◆ Rows from a layout dataset:
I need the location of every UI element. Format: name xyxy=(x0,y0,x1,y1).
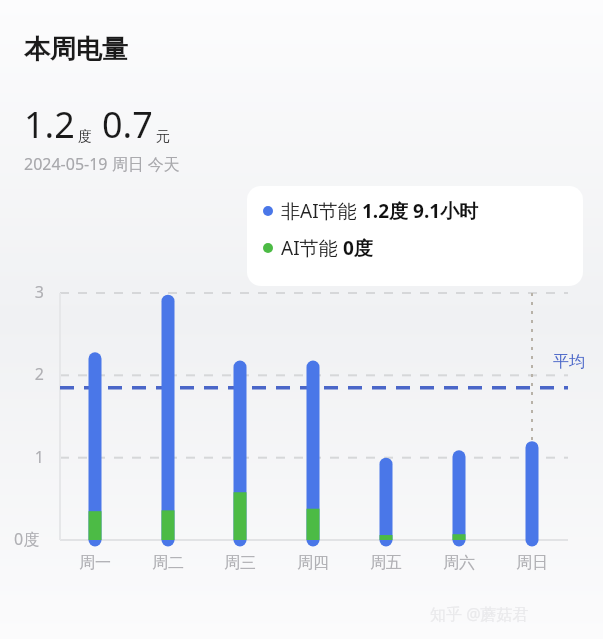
staticText: 2 xyxy=(22,363,44,385)
staticText: 0度 xyxy=(343,235,373,261)
staticText: 1.2 xyxy=(24,100,75,149)
staticText: 1 xyxy=(22,446,44,468)
button[interactable]: 周三 xyxy=(216,553,264,573)
staticText: 周日 xyxy=(508,553,556,573)
staticText: 元 xyxy=(156,128,170,146)
staticText: 周四 xyxy=(289,553,337,573)
staticText: 周三 xyxy=(216,553,264,573)
staticText: 周一 xyxy=(71,553,119,573)
staticText: 平均 xyxy=(553,352,585,372)
button[interactable]: 周二 xyxy=(144,553,192,573)
staticText: 度 xyxy=(78,128,92,146)
button[interactable]: 非AI节能 xyxy=(247,186,583,286)
staticText: 1.2度 9.1小时 xyxy=(362,198,479,224)
button[interactable]: 周一 xyxy=(71,553,119,573)
staticText: 2024-05-19 周日 今天 xyxy=(24,153,180,175)
button[interactable]: 周日 xyxy=(508,553,556,573)
staticText: 3 xyxy=(22,281,44,303)
staticText: 知乎 @蘑菇君 xyxy=(430,603,529,625)
button[interactable]: 周四 xyxy=(289,553,337,573)
staticText: 周五 xyxy=(362,553,410,573)
staticText: 非AI节能 xyxy=(281,198,362,224)
staticText: 周六 xyxy=(435,553,483,573)
staticText: AI节能 xyxy=(281,235,343,261)
button[interactable]: 周六 xyxy=(435,553,483,573)
staticText: 周二 xyxy=(144,553,192,573)
staticText: 0.7 xyxy=(102,100,153,149)
button[interactable]: 周五 xyxy=(362,553,410,573)
staticText: 0度 xyxy=(14,528,40,550)
staticText: 本周电量 xyxy=(24,33,128,66)
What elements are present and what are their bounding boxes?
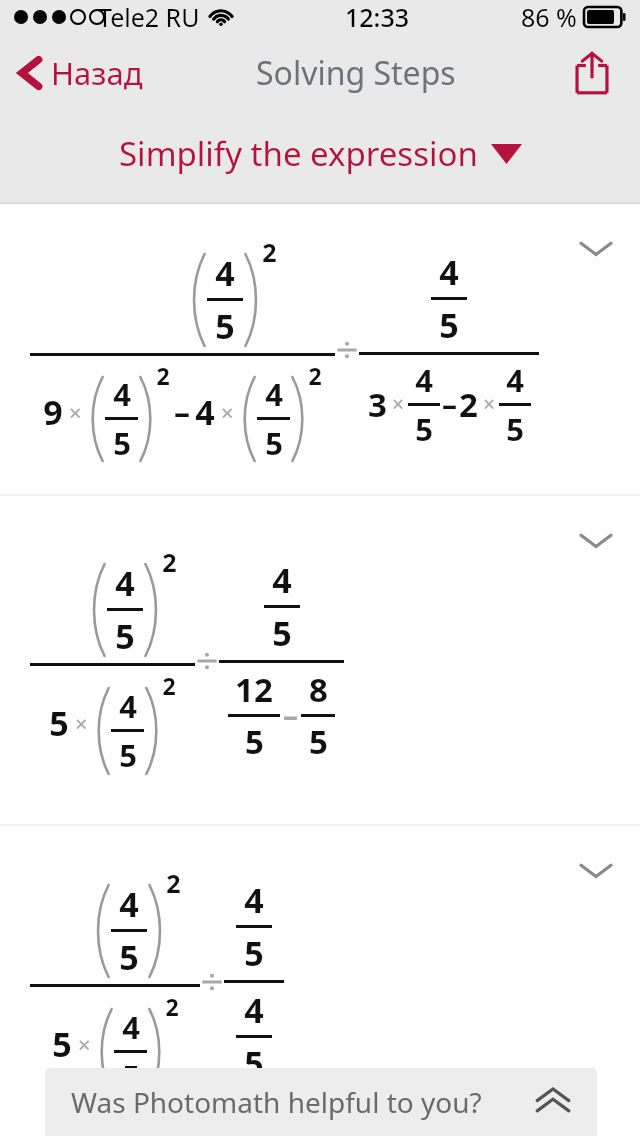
staticText: 5 (119, 734, 137, 776)
staticText: 2 (156, 360, 170, 391)
staticText: 4 (115, 560, 135, 606)
staticText: 2 (162, 545, 177, 579)
staticText: 4 (215, 250, 235, 296)
staticText: × (69, 397, 82, 427)
staticText: 4 (119, 881, 139, 927)
staticText: 5 (122, 1055, 140, 1097)
staticText: 4 (506, 359, 524, 401)
staticText: 8 (309, 667, 328, 712)
staticText: 4 (195, 389, 215, 435)
staticText: 86 % (521, 0, 577, 34)
button[interactable]: 4 (0, 496, 640, 824)
staticText: 5 (113, 422, 131, 464)
staticText: × (483, 390, 496, 419)
staticText: Was Photomath helpful to you? (71, 1083, 482, 1121)
button[interactable]: Назад (14, 46, 147, 100)
staticText: 5 (244, 1040, 264, 1086)
staticText: 5 (115, 613, 135, 659)
staticText: Tele2 RU (98, 0, 200, 34)
staticText: 4 (244, 877, 264, 923)
staticText: 4 (415, 359, 433, 401)
staticText: 4 (272, 557, 292, 603)
staticText: 5 (215, 303, 235, 349)
staticText: 5 (265, 422, 283, 464)
staticText: 2 (165, 991, 179, 1022)
staticText: 2 (166, 866, 181, 900)
staticText: 3 (368, 382, 387, 427)
button[interactable]: Expand step (574, 848, 618, 892)
button[interactable]: 4 (0, 204, 640, 494)
button[interactable]: Expand step (574, 226, 618, 270)
button[interactable]: 4 (0, 826, 640, 1136)
staticText: × (221, 397, 234, 427)
staticText: 5 (309, 719, 328, 764)
staticText: 9 (43, 389, 63, 435)
staticText: 4 (265, 373, 283, 415)
staticText: 2 (262, 235, 277, 269)
staticText: 5 (119, 934, 139, 980)
staticText: Simplify the expression (119, 131, 478, 176)
staticText: 4 (113, 373, 131, 415)
staticText: 4 (122, 1006, 140, 1048)
staticText: 12:33 (345, 0, 410, 34)
staticText: 2 (308, 360, 322, 391)
staticText: × (75, 708, 88, 738)
staticText: 5 (415, 408, 433, 450)
staticText: 4 (244, 987, 264, 1033)
staticText: 5 (52, 1021, 72, 1067)
staticText: – (283, 695, 298, 736)
staticText: 5 (245, 719, 264, 764)
staticText: 2 (162, 670, 176, 701)
button[interactable]: Share (566, 47, 618, 99)
button[interactable]: Expand step (574, 518, 618, 562)
button[interactable]: Simplify the expression (0, 104, 640, 202)
staticText: 5 (439, 302, 459, 348)
staticText: 12 (235, 667, 273, 712)
staticText: 4 (439, 249, 459, 295)
staticText: 2 (459, 382, 478, 427)
staticText: Solving Steps (256, 51, 456, 95)
staticText: 5 (244, 930, 264, 976)
staticText: – (442, 384, 457, 425)
staticText: 5 (506, 408, 524, 450)
button[interactable]: Was Photomath helpful to you? (45, 1068, 597, 1136)
staticText: 4 (119, 685, 137, 727)
staticText: × (78, 1029, 91, 1059)
staticText: 5 (49, 700, 69, 746)
staticText: – (174, 390, 191, 434)
staticText: 5 (272, 610, 292, 656)
staticText: × (392, 390, 405, 419)
staticText: Назад (51, 52, 143, 94)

◆ Objective: Find every row above that contains the word "helpful", matching case exactly, and copy each of those rows in full.

◆ Response to the exercise:
staticText: Was Photomath helpful to you? (71, 1083, 482, 1121)
button[interactable]: Was Photomath helpful to you? (45, 1068, 597, 1136)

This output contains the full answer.